» **What to work on**
Please copy out every one of the following rows word for word.

>>>>

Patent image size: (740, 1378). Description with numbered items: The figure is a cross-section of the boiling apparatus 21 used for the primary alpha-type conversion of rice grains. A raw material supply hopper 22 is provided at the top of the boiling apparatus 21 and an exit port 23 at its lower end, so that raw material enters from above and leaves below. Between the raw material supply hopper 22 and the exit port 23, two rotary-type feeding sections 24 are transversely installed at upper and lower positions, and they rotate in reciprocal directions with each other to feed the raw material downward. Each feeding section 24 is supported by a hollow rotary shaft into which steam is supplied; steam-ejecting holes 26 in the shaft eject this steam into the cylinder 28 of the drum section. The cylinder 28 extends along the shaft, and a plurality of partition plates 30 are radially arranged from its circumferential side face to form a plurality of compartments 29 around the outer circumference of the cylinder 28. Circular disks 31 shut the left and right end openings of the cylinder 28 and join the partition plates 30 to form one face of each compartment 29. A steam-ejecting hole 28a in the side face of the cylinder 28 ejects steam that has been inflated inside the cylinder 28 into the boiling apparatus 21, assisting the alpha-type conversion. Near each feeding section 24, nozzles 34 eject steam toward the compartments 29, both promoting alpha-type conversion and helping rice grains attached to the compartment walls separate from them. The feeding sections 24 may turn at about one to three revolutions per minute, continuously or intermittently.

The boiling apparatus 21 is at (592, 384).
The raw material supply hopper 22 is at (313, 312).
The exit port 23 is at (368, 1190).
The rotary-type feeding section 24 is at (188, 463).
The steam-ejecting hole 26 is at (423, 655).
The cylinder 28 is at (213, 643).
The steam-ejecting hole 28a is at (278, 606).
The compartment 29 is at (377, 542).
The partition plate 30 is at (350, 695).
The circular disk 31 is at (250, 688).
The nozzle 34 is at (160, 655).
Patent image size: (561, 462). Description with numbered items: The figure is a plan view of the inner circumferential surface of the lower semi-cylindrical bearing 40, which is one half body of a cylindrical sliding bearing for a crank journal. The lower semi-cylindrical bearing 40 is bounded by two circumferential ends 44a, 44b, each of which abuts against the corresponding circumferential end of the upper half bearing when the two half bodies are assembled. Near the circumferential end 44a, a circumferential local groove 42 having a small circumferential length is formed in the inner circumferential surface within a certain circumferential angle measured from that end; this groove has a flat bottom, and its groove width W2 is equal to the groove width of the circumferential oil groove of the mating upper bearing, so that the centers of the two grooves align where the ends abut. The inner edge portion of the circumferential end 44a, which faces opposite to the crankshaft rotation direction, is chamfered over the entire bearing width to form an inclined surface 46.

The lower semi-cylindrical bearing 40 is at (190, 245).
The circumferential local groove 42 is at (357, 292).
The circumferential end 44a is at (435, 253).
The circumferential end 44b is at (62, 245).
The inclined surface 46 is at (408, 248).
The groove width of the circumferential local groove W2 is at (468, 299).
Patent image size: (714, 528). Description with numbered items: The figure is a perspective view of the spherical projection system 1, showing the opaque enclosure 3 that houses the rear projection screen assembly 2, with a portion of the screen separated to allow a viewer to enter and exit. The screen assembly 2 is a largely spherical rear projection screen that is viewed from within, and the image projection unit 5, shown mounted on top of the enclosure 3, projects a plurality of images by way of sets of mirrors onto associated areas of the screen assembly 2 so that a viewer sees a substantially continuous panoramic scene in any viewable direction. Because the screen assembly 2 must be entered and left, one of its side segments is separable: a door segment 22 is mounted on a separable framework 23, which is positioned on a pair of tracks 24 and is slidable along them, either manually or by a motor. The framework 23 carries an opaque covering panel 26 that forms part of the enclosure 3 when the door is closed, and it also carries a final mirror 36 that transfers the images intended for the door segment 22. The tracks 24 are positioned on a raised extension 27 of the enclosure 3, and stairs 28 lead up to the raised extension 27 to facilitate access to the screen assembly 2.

<<<<

» **Correct response**
Patent image size: (740, 1378). Description with numbered items: The figure is a cross-section of the boiling apparatus 21 used for the primary alpha-type conversion of rice grains. A raw material supply hopper 22 is provided at the top of the boiling apparatus 21 and an exit port 23 at its lower end, so that raw material enters from above and leaves below. Between the raw material supply hopper 22 and the exit port 23, two rotary-type feeding sections 24 are transversely installed at upper and lower positions, and they rotate in reciprocal directions with each other to feed the raw material downward. Each feeding section 24 is supported by a hollow rotary shaft into which steam is supplied; steam-ejecting holes 26 in the shaft eject this steam into the cylinder 28 of the drum section. The cylinder 28 extends along the shaft, and a plurality of partition plates 30 are radially arranged from its circumferential side face to form a plurality of compartments 29 around the outer circumference of the cylinder 28. Circular disks 31 shut the left and right end openings of the cylinder 28 and join the partition plates 30 to form one face of each compartment 29. A steam-ejecting hole 28a in the side face of the cylinder 28 ejects steam that has been inflated inside the cylinder 28 into the boiling apparatus 21, assisting the alpha-type conversion. Near each feeding section 24, nozzles 34 eject steam toward the compartments 29, both promoting alpha-type conversion and helping rice grains attached to the compartment walls separate from them. The feeding sections 24 may turn at about one to three revolutions per minute, continuously or intermittently.

The boiling apparatus 21 is at (592, 384).
The raw material supply hopper 22 is at (313, 312).
The exit port 23 is at (368, 1190).
The rotary-type feeding section 24 is at (188, 463).
The steam-ejecting hole 26 is at (423, 655).
The cylinder 28 is at (213, 643).
The steam-ejecting hole 28a is at (278, 606).
The compartment 29 is at (377, 542).
The partition plate 30 is at (350, 695).
The circular disk 31 is at (250, 688).
The nozzle 34 is at (160, 655).
Patent image size: (561, 462). Description with numbered items: The figure is a plan view of the inner circumferential surface of the lower semi-cylindrical bearing 40, which is one half body of a cylindrical sliding bearing for a crank journal. The lower semi-cylindrical bearing 40 is bounded by two circumferential ends 44a, 44b, each of which abuts against the corresponding circumferential end of the upper half bearing when the two half bodies are assembled. Near the circumferential end 44a, a circumferential local groove 42 having a small circumferential length is formed in the inner circumferential surface within a certain circumferential angle measured from that end; this groove has a flat bottom, and its groove width W2 is equal to the groove width of the circumferential oil groove of the mating upper bearing, so that the centers of the two grooves align where the ends abut. The inner edge portion of the circumferential end 44a, which faces opposite to the crankshaft rotation direction, is chamfered over the entire bearing width to form an inclined surface 46.

The lower semi-cylindrical bearing 40 is at (190, 245).
The circumferential local groove 42 is at (357, 292).
The circumferential end 44a is at (435, 253).
The circumferential end 44b is at (62, 245).
The inclined surface 46 is at (408, 248).
The groove width of the circumferential local groove W2 is at (468, 299).
Patent image size: (714, 528). Description with numbered items: The figure is a perspective view of the spherical projection system 1, showing the opaque enclosure 3 that houses the rear projection screen assembly 2, with a portion of the screen separated to allow a viewer to enter and exit. The screen assembly 2 is a largely spherical rear projection screen that is viewed from within, and the image projection unit 5, shown mounted on top of the enclosure 3, projects a plurality of images by way of sets of mirrors onto associated areas of the screen assembly 2 so that a viewer sees a substantially continuous panoramic scene in any viewable direction. Because the screen assembly 2 must be entered and left, one of its side segments is separable: a door segment 22 is mounted on a separable framework 23, which is positioned on a pair of tracks 24 and is slidable along them, either manually or by a motor. The framework 23 carries an opaque covering panel 26 that forms part of the enclosure 3 when the door is closed, and it also carries a final mirror 36 that transfers the images intended for the door segment 22. The tracks 24 are positioned on a raised extension 27 of the enclosure 3, and stairs 28 lead up to the raised extension 27 to facilitate access to the screen assembly 2.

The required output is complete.